- [Work to complete] Scan the lines below; pull out those with "object".
--- begin Provided records ---
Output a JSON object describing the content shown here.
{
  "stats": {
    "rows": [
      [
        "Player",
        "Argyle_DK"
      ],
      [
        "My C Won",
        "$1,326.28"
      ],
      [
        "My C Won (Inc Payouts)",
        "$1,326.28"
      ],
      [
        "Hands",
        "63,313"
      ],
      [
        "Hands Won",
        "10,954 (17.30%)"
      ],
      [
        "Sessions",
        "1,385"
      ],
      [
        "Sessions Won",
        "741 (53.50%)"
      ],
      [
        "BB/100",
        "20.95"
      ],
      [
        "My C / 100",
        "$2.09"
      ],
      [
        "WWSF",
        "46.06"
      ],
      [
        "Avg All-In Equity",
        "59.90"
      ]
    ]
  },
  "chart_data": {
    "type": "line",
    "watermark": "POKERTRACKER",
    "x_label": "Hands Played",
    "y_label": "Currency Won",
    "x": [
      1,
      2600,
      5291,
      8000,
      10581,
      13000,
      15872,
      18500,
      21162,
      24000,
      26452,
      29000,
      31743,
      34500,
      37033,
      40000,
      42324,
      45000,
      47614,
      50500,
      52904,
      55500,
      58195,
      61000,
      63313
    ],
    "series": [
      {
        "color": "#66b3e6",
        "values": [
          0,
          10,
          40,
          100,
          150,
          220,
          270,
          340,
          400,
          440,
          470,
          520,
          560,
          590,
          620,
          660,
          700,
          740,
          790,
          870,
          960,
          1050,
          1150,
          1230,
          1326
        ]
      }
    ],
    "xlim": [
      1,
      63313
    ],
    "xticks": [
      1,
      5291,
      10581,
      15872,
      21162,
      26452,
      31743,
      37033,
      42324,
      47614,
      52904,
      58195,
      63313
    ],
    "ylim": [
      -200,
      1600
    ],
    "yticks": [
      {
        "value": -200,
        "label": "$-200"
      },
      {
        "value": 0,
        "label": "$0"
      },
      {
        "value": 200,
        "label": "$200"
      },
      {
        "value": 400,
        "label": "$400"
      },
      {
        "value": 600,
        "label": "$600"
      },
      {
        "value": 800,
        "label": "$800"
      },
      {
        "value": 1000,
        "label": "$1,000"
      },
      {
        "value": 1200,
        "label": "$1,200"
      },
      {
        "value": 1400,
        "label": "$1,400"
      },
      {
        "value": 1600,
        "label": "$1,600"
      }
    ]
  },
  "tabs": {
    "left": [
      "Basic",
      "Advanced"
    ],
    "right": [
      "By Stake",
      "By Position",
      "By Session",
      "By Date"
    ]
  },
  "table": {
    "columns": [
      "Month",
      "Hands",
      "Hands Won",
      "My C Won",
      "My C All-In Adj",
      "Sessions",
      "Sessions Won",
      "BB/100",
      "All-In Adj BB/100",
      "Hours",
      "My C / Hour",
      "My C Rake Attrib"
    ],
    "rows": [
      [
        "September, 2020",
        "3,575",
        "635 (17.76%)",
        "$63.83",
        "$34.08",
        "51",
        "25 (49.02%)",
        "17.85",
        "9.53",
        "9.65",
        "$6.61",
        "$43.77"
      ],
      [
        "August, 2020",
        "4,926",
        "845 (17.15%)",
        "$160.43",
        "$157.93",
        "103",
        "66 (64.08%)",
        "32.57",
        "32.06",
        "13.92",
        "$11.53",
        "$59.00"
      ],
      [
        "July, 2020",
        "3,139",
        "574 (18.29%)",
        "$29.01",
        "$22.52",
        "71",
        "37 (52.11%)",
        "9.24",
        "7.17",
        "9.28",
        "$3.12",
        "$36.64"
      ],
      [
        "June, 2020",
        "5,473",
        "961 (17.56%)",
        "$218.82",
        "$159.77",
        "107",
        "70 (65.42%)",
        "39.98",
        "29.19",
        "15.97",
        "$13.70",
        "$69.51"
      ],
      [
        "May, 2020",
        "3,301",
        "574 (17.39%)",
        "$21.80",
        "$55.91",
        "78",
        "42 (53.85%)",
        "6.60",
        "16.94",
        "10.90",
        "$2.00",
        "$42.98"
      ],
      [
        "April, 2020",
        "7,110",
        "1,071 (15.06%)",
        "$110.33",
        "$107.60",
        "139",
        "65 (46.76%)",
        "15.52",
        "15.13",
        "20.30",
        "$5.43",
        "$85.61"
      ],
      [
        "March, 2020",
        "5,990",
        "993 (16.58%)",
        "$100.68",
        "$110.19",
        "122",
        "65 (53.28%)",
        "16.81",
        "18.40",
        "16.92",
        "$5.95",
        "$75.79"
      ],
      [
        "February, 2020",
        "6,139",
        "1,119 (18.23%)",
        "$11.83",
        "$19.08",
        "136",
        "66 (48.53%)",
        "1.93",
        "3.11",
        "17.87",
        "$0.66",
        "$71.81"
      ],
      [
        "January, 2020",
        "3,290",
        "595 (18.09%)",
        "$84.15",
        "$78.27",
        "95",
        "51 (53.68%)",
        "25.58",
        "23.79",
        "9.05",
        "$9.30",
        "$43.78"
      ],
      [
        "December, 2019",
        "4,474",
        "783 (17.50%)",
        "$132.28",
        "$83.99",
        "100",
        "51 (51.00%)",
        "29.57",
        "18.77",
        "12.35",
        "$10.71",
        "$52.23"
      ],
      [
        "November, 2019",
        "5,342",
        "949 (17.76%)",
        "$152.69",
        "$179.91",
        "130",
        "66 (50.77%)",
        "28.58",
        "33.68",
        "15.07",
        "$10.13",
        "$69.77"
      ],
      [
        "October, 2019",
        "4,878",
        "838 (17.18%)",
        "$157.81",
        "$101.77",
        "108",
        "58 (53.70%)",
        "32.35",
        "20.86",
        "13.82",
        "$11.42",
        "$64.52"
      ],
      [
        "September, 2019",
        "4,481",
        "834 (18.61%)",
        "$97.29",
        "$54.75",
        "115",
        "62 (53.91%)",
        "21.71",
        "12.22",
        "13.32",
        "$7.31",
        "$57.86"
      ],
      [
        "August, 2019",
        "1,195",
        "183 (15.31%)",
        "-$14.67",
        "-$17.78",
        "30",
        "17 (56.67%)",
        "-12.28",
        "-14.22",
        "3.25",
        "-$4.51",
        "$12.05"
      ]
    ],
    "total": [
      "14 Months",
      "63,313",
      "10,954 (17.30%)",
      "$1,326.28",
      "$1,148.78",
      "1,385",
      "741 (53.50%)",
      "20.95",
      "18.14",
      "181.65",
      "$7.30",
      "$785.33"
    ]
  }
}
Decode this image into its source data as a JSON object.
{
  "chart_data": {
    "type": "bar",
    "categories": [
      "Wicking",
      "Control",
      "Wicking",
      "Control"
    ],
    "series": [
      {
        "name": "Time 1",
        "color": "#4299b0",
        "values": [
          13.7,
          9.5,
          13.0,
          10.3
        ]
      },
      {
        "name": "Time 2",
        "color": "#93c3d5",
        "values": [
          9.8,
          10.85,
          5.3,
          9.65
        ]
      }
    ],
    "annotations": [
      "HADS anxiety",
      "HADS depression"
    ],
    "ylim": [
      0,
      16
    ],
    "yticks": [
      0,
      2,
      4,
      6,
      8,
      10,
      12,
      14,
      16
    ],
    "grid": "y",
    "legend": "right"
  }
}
--- end Provided records ---
--- begin Provided records ---
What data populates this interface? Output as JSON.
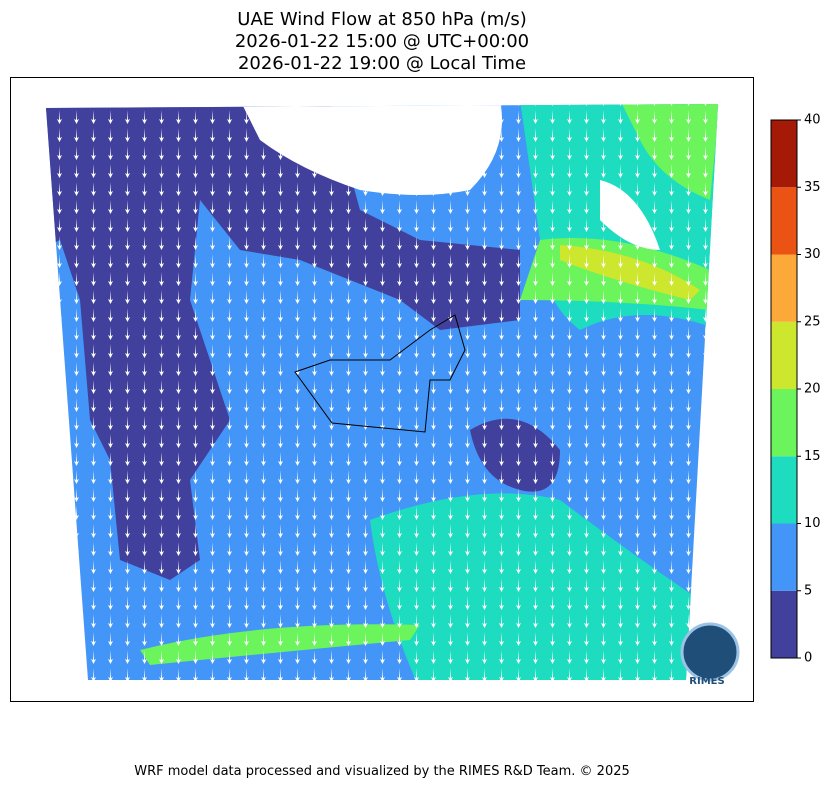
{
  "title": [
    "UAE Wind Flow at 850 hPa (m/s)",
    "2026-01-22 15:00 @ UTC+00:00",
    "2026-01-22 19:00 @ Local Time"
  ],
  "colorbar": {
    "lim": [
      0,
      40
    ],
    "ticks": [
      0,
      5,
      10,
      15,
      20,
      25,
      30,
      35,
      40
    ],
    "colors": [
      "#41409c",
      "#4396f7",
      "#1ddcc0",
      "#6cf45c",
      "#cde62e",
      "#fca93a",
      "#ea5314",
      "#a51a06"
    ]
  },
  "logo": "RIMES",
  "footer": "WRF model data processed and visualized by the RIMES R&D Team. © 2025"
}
--- end Provided records ---
--- begin Provided records ---
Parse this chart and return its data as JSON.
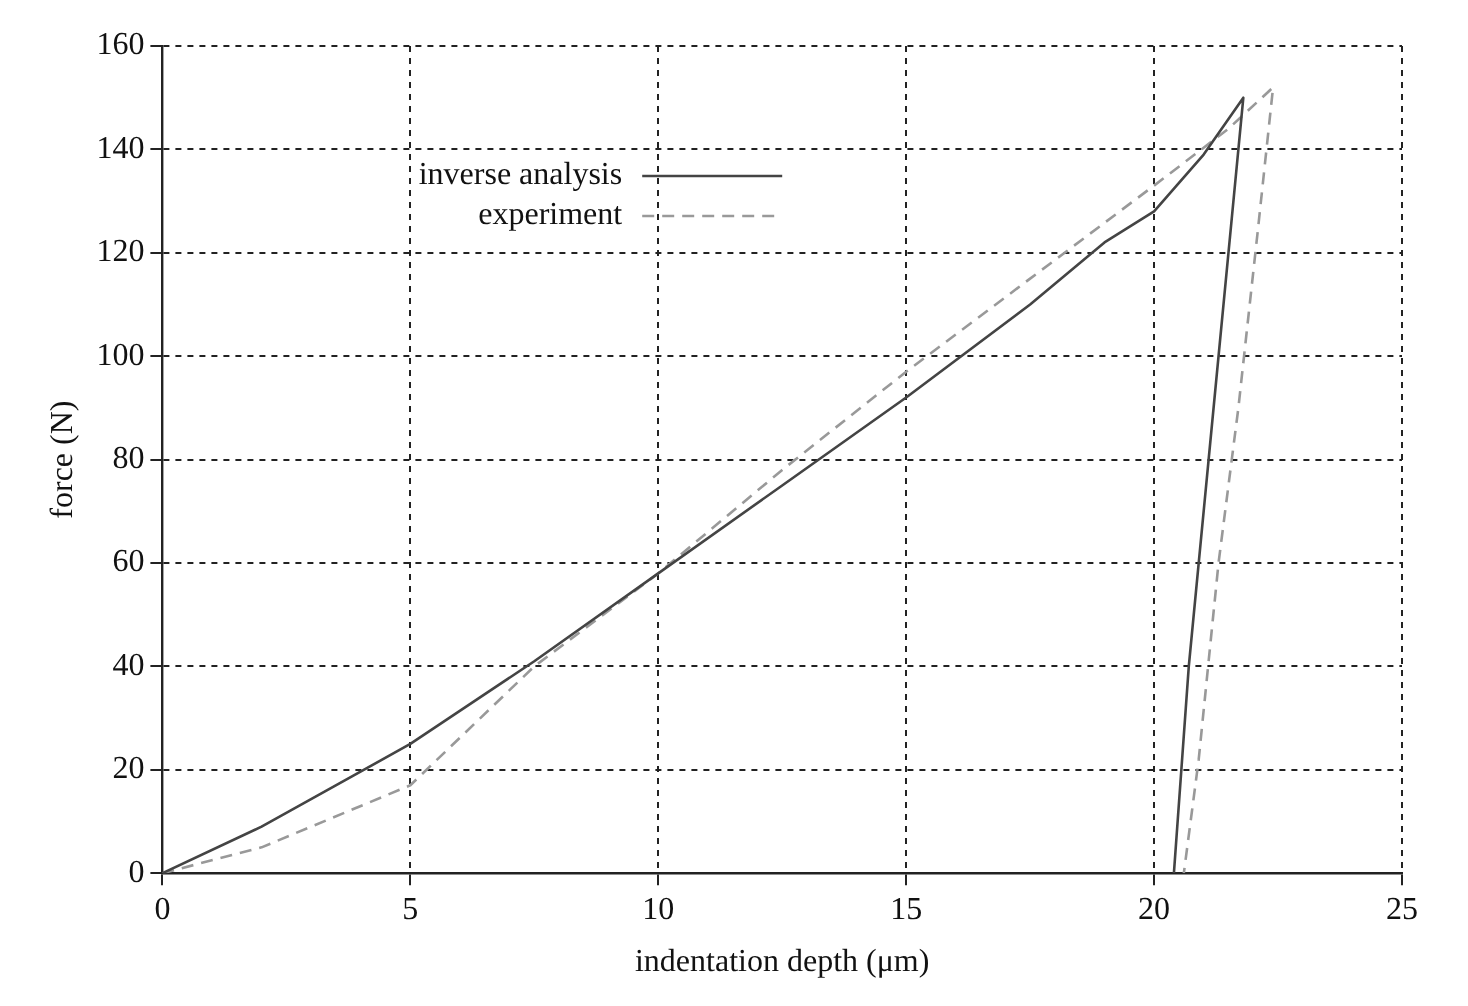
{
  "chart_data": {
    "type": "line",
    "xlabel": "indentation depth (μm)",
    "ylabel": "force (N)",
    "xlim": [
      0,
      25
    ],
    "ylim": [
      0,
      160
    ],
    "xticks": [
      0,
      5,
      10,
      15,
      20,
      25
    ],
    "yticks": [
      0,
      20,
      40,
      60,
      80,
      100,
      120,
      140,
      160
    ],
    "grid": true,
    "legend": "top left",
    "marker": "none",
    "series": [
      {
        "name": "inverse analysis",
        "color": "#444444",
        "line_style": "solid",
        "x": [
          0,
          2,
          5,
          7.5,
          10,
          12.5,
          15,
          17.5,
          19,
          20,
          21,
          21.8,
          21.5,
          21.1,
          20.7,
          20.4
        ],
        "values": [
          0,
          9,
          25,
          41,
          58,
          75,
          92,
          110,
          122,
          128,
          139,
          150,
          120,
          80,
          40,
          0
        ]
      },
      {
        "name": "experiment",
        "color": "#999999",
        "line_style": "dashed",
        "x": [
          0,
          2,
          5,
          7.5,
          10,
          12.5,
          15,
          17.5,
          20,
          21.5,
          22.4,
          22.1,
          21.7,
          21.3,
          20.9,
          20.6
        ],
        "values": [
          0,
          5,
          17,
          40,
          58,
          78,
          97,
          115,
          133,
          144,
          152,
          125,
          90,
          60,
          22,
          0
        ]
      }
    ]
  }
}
--- end Provided records ---
- [Written answer]
Output a JSON object describing the content shown here.
Decode this image into its source data as a JSON object.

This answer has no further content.